**WHAT IS NEEDED:** Go through the entries below and copy each line containing the word "this".

****************************************

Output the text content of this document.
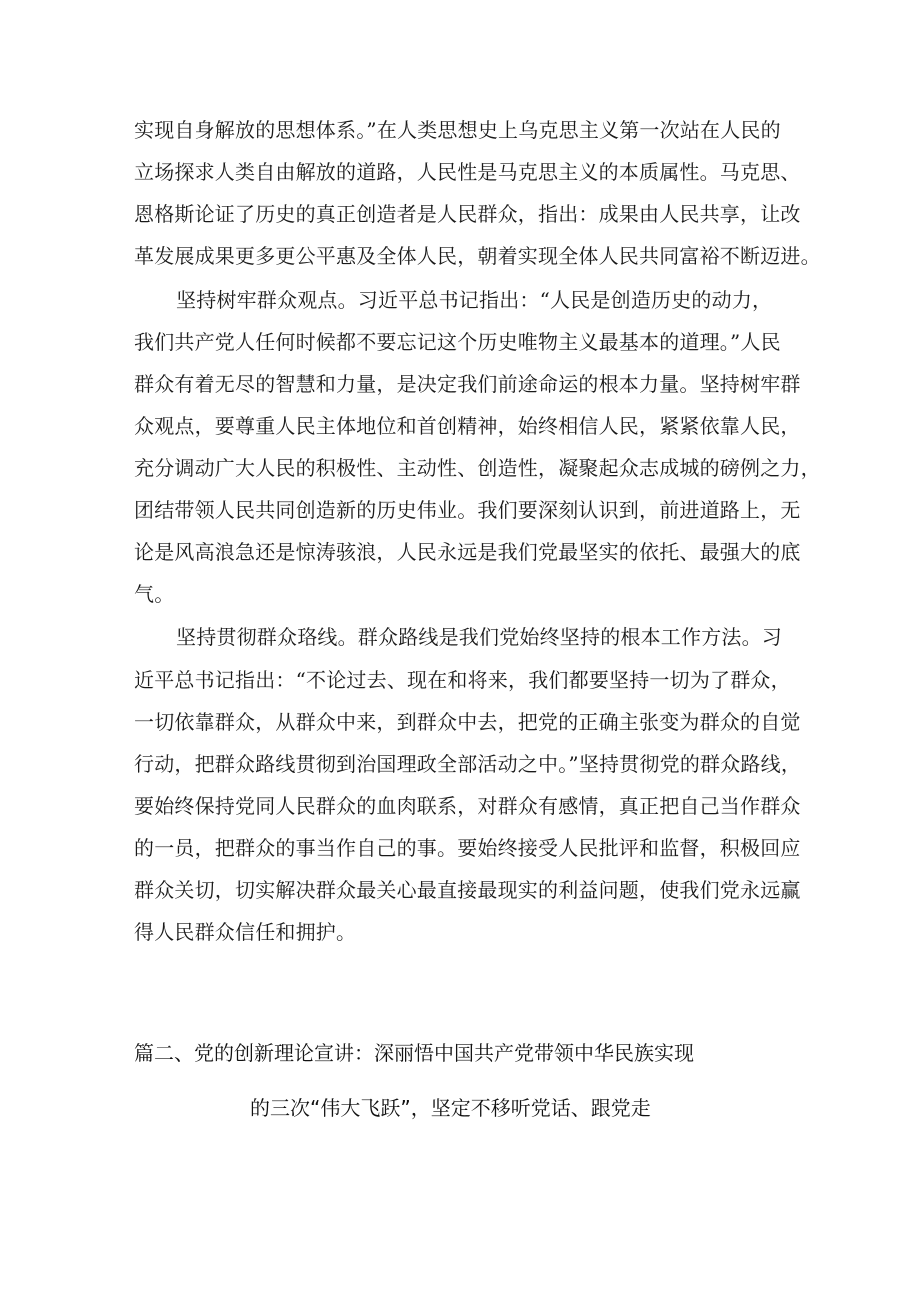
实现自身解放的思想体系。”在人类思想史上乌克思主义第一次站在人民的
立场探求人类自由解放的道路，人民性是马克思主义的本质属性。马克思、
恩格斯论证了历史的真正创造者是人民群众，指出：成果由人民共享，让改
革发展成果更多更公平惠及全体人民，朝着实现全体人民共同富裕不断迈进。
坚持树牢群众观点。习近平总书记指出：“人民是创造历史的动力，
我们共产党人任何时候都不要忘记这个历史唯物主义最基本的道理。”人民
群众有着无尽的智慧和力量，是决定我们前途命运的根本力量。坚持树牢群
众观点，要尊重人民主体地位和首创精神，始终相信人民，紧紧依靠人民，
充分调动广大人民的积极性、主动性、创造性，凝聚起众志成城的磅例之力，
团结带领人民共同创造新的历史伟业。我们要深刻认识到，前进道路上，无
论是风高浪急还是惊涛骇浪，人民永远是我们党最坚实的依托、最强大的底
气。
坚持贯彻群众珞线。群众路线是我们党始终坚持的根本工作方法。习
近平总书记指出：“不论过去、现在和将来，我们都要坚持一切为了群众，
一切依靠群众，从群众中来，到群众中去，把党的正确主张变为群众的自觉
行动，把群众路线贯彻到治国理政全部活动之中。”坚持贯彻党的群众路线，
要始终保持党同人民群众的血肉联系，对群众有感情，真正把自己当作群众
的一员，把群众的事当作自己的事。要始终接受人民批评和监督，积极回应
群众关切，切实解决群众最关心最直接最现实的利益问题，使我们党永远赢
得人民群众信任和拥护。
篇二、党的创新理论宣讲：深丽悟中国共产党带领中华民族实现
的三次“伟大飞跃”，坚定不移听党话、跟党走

****************************************

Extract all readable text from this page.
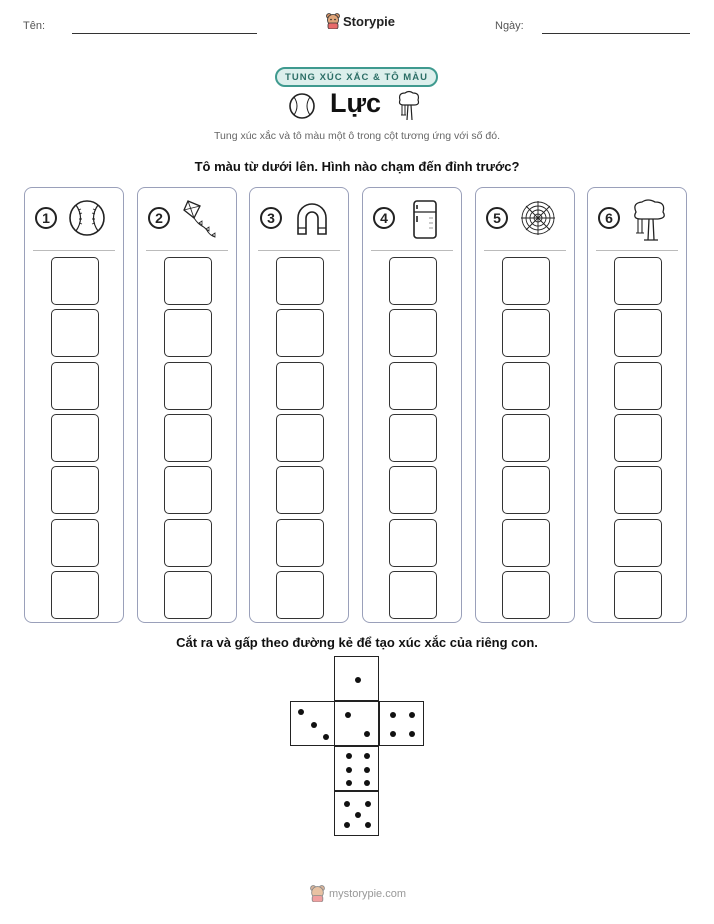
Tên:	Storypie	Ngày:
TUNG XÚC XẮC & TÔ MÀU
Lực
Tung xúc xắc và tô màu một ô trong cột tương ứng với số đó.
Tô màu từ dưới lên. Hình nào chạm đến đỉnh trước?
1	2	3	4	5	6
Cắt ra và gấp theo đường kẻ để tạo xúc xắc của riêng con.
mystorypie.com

****************************************

**RESPONSE TO THE TASK:**
Output the text content of this document.
Extract all readable text from this page.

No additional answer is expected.